**Exercise details**:
Work out the number of lines containing "rmse". Answer with nothing but that number.

[Rows from a figure dataset]

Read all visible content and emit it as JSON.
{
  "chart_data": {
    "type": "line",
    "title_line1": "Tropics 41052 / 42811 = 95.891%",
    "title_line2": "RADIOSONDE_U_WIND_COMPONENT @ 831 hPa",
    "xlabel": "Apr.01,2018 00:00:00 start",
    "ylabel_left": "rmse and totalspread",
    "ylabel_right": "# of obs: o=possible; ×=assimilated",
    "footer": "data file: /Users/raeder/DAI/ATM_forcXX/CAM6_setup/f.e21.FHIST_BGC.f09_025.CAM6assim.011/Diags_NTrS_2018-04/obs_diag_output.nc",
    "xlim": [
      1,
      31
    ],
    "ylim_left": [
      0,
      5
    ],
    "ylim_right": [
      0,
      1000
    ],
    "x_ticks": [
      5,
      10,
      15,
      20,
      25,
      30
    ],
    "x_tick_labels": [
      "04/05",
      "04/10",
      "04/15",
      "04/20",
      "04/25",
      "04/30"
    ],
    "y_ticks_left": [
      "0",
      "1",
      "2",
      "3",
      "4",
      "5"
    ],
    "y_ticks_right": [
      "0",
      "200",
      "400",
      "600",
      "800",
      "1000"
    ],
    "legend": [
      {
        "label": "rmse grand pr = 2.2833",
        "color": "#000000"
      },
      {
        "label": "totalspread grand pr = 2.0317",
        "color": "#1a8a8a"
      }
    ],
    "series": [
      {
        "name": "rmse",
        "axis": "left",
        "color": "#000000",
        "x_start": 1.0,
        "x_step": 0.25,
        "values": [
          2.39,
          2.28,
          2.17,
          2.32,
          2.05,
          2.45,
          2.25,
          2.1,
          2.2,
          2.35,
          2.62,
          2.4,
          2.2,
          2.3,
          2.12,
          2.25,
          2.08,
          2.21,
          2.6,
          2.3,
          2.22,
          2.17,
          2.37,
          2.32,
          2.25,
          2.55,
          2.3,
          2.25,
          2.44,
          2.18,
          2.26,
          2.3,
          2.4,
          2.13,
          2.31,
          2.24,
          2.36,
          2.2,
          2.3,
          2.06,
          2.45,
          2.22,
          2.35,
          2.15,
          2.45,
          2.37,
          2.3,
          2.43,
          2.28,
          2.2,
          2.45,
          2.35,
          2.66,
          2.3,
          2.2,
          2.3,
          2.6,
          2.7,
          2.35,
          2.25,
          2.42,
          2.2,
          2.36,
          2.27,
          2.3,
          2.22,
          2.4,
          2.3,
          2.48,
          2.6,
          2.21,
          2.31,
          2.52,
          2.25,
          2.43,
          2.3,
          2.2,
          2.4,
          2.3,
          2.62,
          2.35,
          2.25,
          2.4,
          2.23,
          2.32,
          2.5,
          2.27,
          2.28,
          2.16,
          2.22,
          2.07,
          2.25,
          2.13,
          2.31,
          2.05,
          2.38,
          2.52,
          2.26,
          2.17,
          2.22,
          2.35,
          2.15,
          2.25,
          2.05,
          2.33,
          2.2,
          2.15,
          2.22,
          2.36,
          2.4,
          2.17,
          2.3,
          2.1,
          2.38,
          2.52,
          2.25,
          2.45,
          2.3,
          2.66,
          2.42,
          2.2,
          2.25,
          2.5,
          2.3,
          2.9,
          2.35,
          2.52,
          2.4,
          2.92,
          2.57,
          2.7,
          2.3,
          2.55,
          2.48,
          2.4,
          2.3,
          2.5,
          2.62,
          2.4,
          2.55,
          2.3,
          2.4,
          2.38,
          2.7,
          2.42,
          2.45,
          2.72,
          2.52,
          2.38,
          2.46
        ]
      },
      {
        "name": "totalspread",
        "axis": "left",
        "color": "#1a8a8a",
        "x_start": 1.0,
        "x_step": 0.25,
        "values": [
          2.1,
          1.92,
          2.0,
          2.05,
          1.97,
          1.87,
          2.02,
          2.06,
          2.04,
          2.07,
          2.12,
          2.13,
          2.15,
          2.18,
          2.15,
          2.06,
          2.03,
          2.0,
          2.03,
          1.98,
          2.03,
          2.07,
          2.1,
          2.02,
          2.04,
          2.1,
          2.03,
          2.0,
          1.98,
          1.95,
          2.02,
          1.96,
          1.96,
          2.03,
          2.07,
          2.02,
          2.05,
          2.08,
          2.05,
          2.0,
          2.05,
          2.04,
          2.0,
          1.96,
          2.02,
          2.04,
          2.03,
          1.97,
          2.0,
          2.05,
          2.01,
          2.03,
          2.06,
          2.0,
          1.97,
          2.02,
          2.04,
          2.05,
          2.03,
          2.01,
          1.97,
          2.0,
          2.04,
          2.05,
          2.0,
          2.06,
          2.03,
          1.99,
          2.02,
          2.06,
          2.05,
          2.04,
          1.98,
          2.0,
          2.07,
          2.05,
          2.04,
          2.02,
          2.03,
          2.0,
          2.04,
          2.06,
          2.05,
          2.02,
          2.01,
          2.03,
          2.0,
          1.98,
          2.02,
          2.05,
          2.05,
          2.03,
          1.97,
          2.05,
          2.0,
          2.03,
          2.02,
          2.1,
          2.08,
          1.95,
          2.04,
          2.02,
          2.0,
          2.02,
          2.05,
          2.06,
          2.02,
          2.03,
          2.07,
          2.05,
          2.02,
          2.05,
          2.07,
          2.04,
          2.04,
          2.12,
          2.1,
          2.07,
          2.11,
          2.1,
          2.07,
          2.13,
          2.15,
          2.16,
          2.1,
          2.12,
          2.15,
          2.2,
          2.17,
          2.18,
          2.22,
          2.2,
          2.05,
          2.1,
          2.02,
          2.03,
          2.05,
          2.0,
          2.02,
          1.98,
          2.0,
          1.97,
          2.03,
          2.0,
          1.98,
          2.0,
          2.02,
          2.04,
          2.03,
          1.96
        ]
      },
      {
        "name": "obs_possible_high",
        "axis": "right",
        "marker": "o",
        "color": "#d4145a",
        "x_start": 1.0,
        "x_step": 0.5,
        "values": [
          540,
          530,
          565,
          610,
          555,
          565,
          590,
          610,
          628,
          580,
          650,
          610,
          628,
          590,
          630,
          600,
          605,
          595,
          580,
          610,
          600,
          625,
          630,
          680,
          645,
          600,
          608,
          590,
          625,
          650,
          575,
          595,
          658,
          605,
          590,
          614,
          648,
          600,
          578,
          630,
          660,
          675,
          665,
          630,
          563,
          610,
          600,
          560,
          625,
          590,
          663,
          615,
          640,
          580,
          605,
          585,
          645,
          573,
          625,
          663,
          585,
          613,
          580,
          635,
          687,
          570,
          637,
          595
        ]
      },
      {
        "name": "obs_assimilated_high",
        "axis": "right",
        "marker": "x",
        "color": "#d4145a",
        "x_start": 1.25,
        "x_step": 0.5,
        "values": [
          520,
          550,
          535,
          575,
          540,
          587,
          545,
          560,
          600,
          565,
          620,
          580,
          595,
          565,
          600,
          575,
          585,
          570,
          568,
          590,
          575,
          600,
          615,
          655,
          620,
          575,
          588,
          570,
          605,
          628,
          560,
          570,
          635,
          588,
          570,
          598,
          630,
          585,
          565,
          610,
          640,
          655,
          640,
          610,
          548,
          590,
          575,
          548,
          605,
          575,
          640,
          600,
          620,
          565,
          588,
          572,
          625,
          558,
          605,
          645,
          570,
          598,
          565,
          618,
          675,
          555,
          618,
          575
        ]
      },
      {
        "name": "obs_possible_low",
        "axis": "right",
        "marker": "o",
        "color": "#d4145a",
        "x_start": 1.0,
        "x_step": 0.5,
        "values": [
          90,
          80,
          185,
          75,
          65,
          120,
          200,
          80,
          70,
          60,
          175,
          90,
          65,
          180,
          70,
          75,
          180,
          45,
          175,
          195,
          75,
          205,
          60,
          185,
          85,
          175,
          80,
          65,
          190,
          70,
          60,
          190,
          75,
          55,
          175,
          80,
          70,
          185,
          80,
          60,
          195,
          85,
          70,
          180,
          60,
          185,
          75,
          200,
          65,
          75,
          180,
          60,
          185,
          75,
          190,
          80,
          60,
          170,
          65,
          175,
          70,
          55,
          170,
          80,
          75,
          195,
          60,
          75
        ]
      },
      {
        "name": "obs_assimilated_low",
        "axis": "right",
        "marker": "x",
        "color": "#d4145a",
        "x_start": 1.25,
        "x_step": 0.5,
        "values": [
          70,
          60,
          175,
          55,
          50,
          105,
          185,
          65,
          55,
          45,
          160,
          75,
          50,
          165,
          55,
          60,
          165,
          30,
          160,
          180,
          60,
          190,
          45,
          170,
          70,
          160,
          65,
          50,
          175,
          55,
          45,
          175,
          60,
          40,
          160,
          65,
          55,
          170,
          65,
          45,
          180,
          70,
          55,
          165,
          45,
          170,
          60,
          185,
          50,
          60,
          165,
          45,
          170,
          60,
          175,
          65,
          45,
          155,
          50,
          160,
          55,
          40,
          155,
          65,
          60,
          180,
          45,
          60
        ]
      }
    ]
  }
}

**Full response**:
3